STATED TASK 1:
Answer these from the wedding passage:
(a) Roughly how long ago did the wedding take place?
(b) What kind of venue hosted the wedding?
(c) What color was the suit the narrator wore?
STATED TASK 2:
Extend the wedding passage, picking up right after its final sentence.

DOCUMENT PASSAGE:
::::::::
There’s a moment burned into my memory from about twenty years ago. I was attending a wedding — a very high-end affair — the kind where the cars in the parking lot are a showroom of European engineering, and the dress code is an unspoken competition in elegance.


I was slim, fit, healthy… everything you’d assume lines up with feeling at ease in your own body. Aside from my partner and the groom, who I barely knew, I didn’t know a single soul there. But I wasn’t nervous. Or rather — I didn’t feel nervous. I was actually enjoying myself — the energy, the beauty of the wine farm, the fascinating new people. On the surface, I felt fine.


Except for one thing.


I was sweating. No — I was pouring. Torrents. Rivers. A flood. Not just a little moisture at the brow — we’re talking dark sweat stains spreading across my light grey suit. Underarms, back, even down the front. It was mortifying. The kind of thing where you try to casually stand with your arms slightly lifted from your sides as if that’s just your natural posture. Or casually lean against a table so no one notices the blotches soaking through.
::::::::
DATA SEGMENT:
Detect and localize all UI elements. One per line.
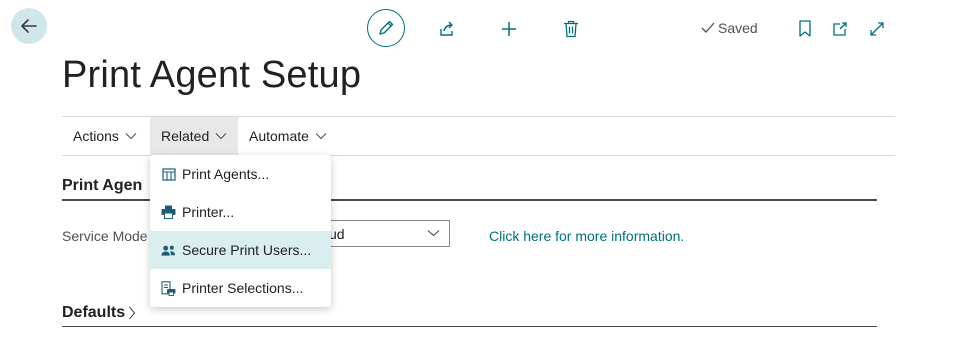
::::::::
FINAL RESULT 1:
(a) About twenty years ago.
(b) A wine farm.
(c) Light grey.</t1>

FINAL RESULT 2:
Eventually, I had no choice but to retreat to the bathroom. I locked myself in there, peeled off the jacket, and spent about fifteen minutes trying to dry it under the hand dryer. Desperately patting myself down with paper towels. Hoping nobody noticed, while absolutely knowing they did.


And the most bizarre part was — I wasn’t stressed. I didn’t feel stressed. This wasn’t panic. This wasn’t anxiety — at least not the kind I could consciously register. I was having a good time. And yet, my body was acting like it had been dropped into a survival scenario — and now this reaction was causing its own stress.


This wasn’t the first time it happened. Nor the last.


Fast forward to just a few weeks ago.

I’m at another wedding — this time in Italy. A beautiful, intimate event. Same kind of scenario: I knew exactly one person there — the bride. Ironically, that bride happened to be my longest-running counseling and coaching client, someone whose transformation over the years I’ve had the privilege of witnessing firsthand.


Once again — new people, new environment, lots of conversations to navigate. If there were ever a setup to trigger that old pattern, this was it.


The ceremony took place under a relentless 33-degree sun. No shade. No breeze. Just pure Italian summer. And sure, I was sweating — but so was everyone else. It was the kind of sweat that made sense. Heat. Direct sunlight. Totally normal. No rivers. No panic. No bathroom hand dryers needed.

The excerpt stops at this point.